# DATA ENTRIES:
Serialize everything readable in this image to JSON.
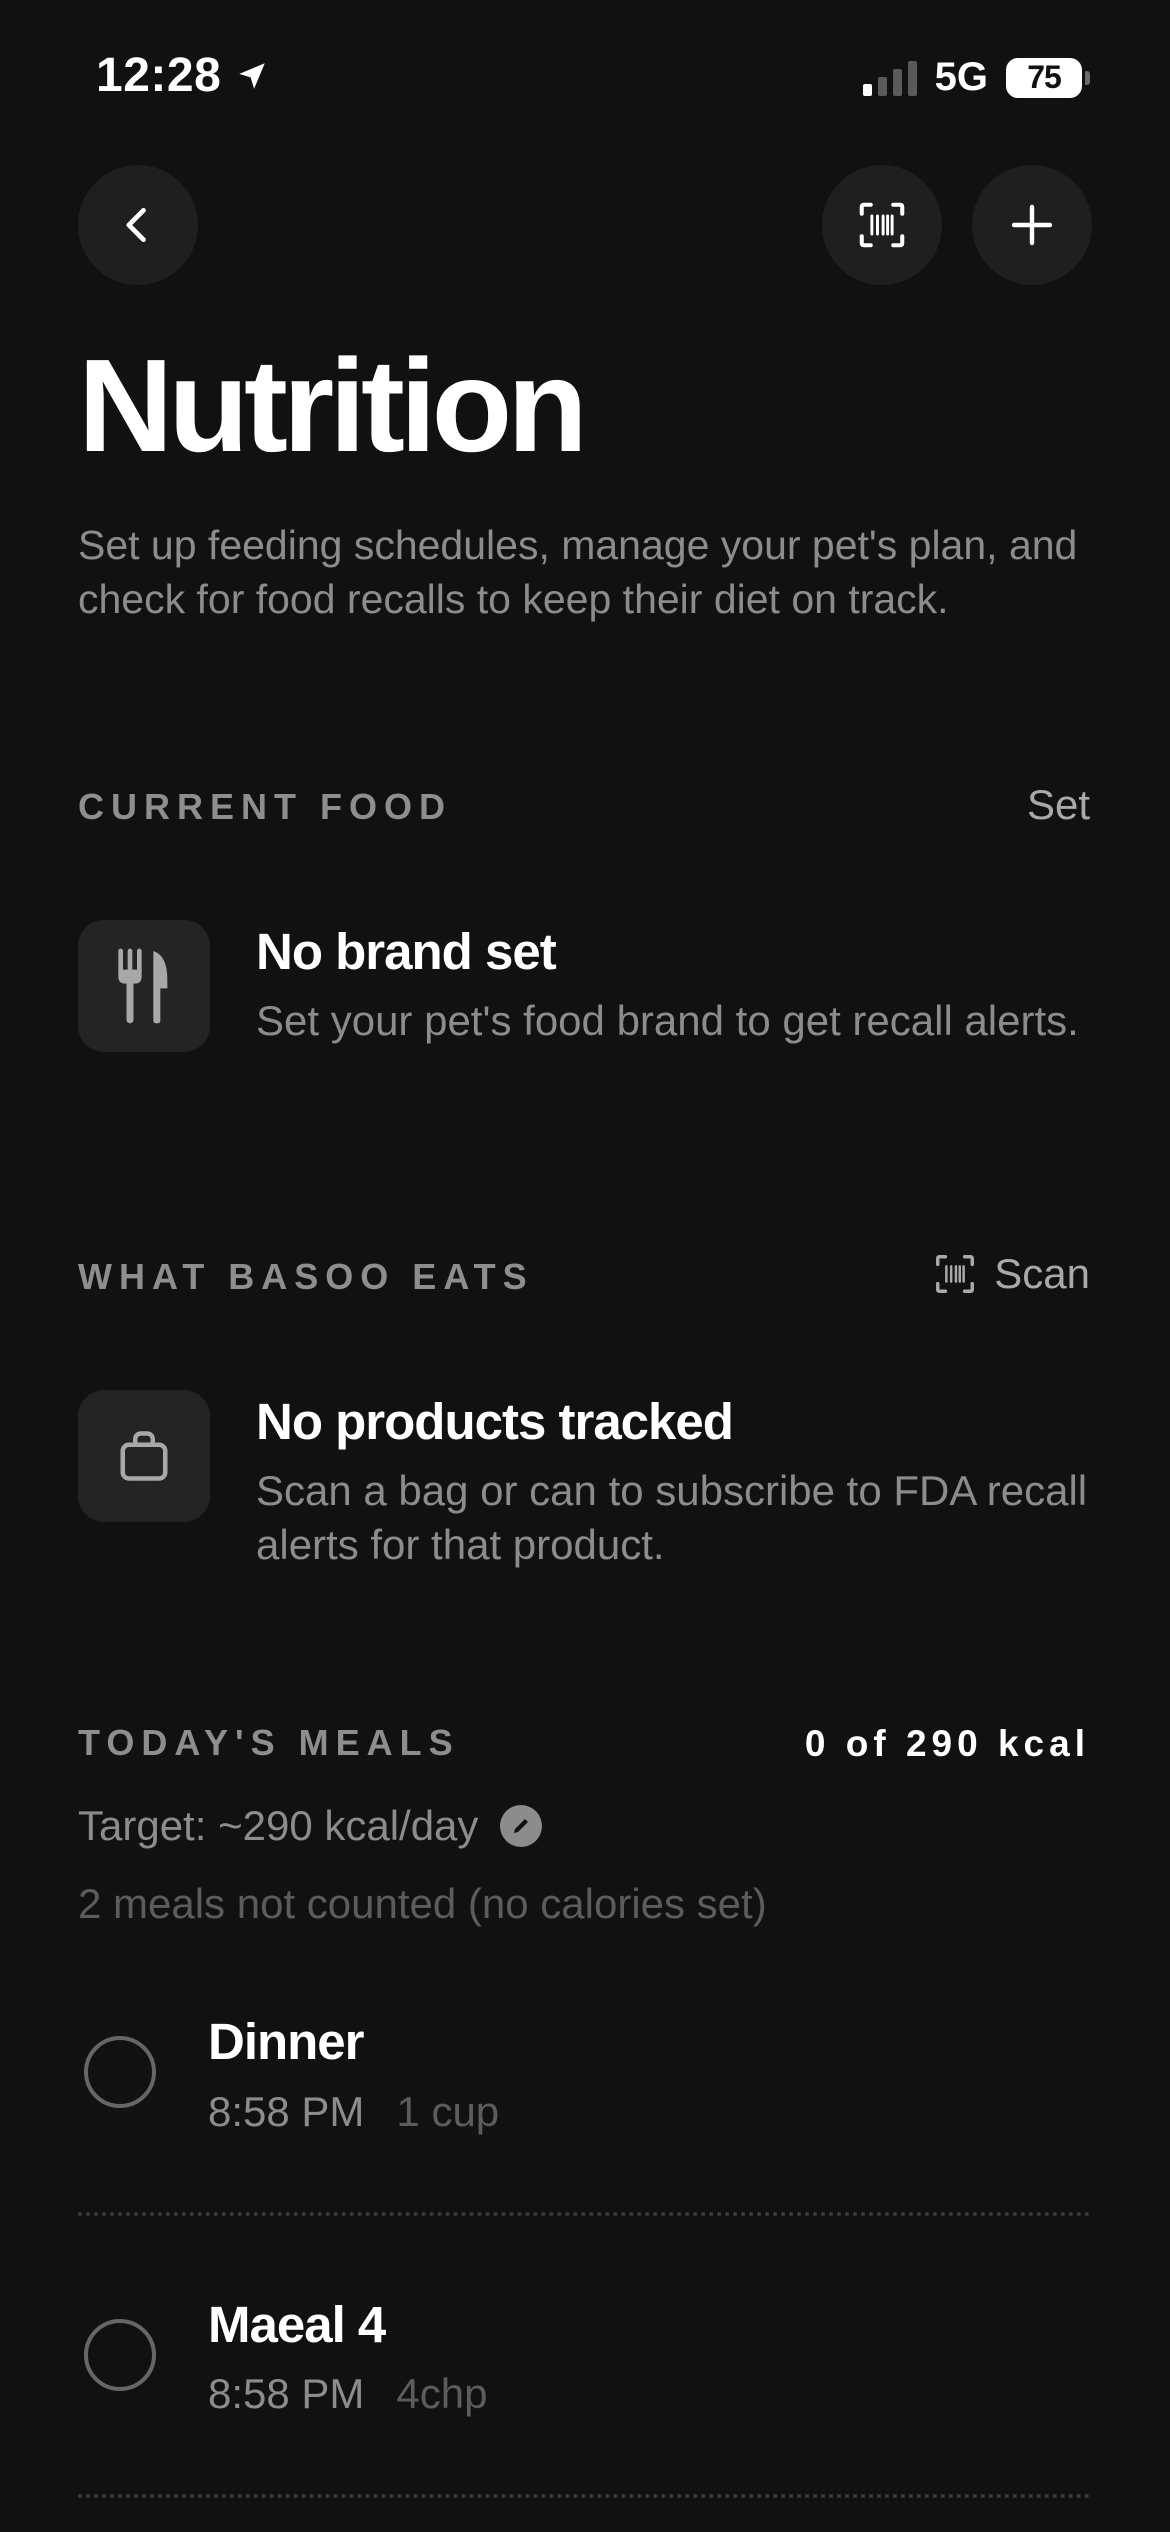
{
  "status_bar": {
    "time": "12:28",
    "location_icon": "location-arrow-icon",
    "network": "5G",
    "battery": "75"
  },
  "nav": {
    "back_icon": "chevron-left-icon",
    "scan_icon": "barcode-scan-icon",
    "add_icon": "plus-icon"
  },
  "header": {
    "title": "Nutrition",
    "description": "Set up feeding schedules, manage your pet's plan, and check for food recalls to keep their diet on track."
  },
  "current_food": {
    "heading": "CURRENT FOOD",
    "action": "Set",
    "icon": "fork-knife-icon",
    "title": "No brand set",
    "description": "Set your pet's food brand to get recall alerts."
  },
  "what_eats": {
    "heading": "WHAT BASOO EATS",
    "action": "Scan",
    "action_icon": "barcode-scan-icon",
    "icon": "bag-icon",
    "title": "No products tracked",
    "description": "Scan a bag or can to subscribe to FDA recall alerts for that product."
  },
  "meals": {
    "heading": "TODAY'S MEALS",
    "total": "0 of 290 kcal",
    "target": "Target: ~290 kcal/day",
    "edit_icon": "pencil-icon",
    "not_counted": "2 meals not counted (no calories set)",
    "items": [
      {
        "name": "Dinner",
        "time": "8:58 PM",
        "amount": "1 cup"
      },
      {
        "name": "Maeal 4",
        "time": "8:58 PM",
        "amount": "4chp"
      }
    ]
  },
  "colors": {
    "background": "#111111",
    "surface": "#1f1f1f",
    "tile": "#242424",
    "text_primary": "#ffffff",
    "text_secondary": "#8c8c8c",
    "text_tertiary": "#5c5c5c"
  }
}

# REQUIRED TASK:
The pictures in the entries should be left out; output everything else exactly.

# RESPONSE TO THE TASK:
Serialize everything readable in this image to JSON.
{
  "status_bar": {
    "time": "12:28",
    "location_icon": "location-arrow-icon",
    "network": "5G",
    "battery": "75"
  },
  "nav": {
    "back_icon": "chevron-left-icon",
    "scan_icon": "barcode-scan-icon",
    "add_icon": "plus-icon"
  },
  "header": {
    "title": "Nutrition",
    "description": "Set up feeding schedules, manage your pet's plan, and check for food recalls to keep their diet on track."
  },
  "current_food": {
    "heading": "CURRENT FOOD",
    "action": "Set",
    "icon": "fork-knife-icon",
    "title": "No brand set",
    "description": "Set your pet's food brand to get recall alerts."
  },
  "what_eats": {
    "heading": "WHAT BASOO EATS",
    "action": "Scan",
    "action_icon": "barcode-scan-icon",
    "icon": "bag-icon",
    "title": "No products tracked",
    "description": "Scan a bag or can to subscribe to FDA recall alerts for that product."
  },
  "meals": {
    "heading": "TODAY'S MEALS",
    "total": "0 of 290 kcal",
    "target": "Target: ~290 kcal/day",
    "edit_icon": "pencil-icon",
    "not_counted": "2 meals not counted (no calories set)",
    "items": [
      {
        "name": "Dinner",
        "time": "8:58 PM",
        "amount": "1 cup"
      },
      {
        "name": "Maeal 4",
        "time": "8:58 PM",
        "amount": "4chp"
      }
    ]
  },
  "colors": {
    "background": "#111111",
    "surface": "#1f1f1f",
    "tile": "#242424",
    "text_primary": "#ffffff",
    "text_secondary": "#8c8c8c",
    "text_tertiary": "#5c5c5c"
  }
}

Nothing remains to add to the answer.